Excerpt from a dataset:
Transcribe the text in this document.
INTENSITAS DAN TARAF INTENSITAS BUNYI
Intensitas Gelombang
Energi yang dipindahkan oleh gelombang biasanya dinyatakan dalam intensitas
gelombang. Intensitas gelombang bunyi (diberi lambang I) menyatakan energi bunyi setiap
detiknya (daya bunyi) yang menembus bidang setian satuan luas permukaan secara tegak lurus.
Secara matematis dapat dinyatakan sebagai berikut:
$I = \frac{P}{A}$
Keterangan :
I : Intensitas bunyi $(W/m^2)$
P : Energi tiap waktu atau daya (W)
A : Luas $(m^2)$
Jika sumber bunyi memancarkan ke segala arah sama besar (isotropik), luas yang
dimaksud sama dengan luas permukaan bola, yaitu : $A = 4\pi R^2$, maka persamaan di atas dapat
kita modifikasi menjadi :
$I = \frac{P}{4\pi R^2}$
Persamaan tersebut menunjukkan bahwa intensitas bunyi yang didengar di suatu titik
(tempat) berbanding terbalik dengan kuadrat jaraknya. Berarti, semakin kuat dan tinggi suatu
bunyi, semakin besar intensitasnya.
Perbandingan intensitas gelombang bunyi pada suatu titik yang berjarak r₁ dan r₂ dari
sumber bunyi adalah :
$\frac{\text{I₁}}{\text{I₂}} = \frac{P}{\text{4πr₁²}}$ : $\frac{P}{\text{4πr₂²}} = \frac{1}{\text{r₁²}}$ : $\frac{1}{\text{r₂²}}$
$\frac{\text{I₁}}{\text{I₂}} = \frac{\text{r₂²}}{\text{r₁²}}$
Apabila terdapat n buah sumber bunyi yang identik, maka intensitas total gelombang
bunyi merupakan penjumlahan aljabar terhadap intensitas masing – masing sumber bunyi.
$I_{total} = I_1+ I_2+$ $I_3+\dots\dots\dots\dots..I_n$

**PROBLEM REQUIREMENTS**
Repeat the records above in full, character for character.

**SOLUTION TO THIS PROBLEM**
Transcribe the text in this document.
INTENSITAS DAN TARAF INTENSITAS BUNYI
Intensitas Gelombang
Energi yang dipindahkan oleh gelombang biasanya dinyatakan dalam intensitas
gelombang. Intensitas gelombang bunyi (diberi lambang I) menyatakan energi bunyi setiap
detiknya (daya bunyi) yang menembus bidang setian satuan luas permukaan secara tegak lurus.
Secara matematis dapat dinyatakan sebagai berikut:
$I = \frac{P}{A}$
Keterangan :
I : Intensitas bunyi $(W/m^2)$
P : Energi tiap waktu atau daya (W)
A : Luas $(m^2)$
Jika sumber bunyi memancarkan ke segala arah sama besar (isotropik), luas yang
dimaksud sama dengan luas permukaan bola, yaitu : $A = 4\pi R^2$, maka persamaan di atas dapat
kita modifikasi menjadi :
$I = \frac{P}{4\pi R^2}$
Persamaan tersebut menunjukkan bahwa intensitas bunyi yang didengar di suatu titik
(tempat) berbanding terbalik dengan kuadrat jaraknya. Berarti, semakin kuat dan tinggi suatu
bunyi, semakin besar intensitasnya.
Perbandingan intensitas gelombang bunyi pada suatu titik yang berjarak r₁ dan r₂ dari
sumber bunyi adalah :
$\frac{\text{I₁}}{\text{I₂}} = \frac{P}{\text{4πr₁²}}$ : $\frac{P}{\text{4πr₂²}} = \frac{1}{\text{r₁²}}$ : $\frac{1}{\text{r₂²}}$
$\frac{\text{I₁}}{\text{I₂}} = \frac{\text{r₂²}}{\text{r₁²}}$
Apabila terdapat n buah sumber bunyi yang identik, maka intensitas total gelombang
bunyi merupakan penjumlahan aljabar terhadap intensitas masing – masing sumber bunyi.
$I_{total} = I_1+ I_2+$ $I_3+\dots\dots\dots\dots..I_n$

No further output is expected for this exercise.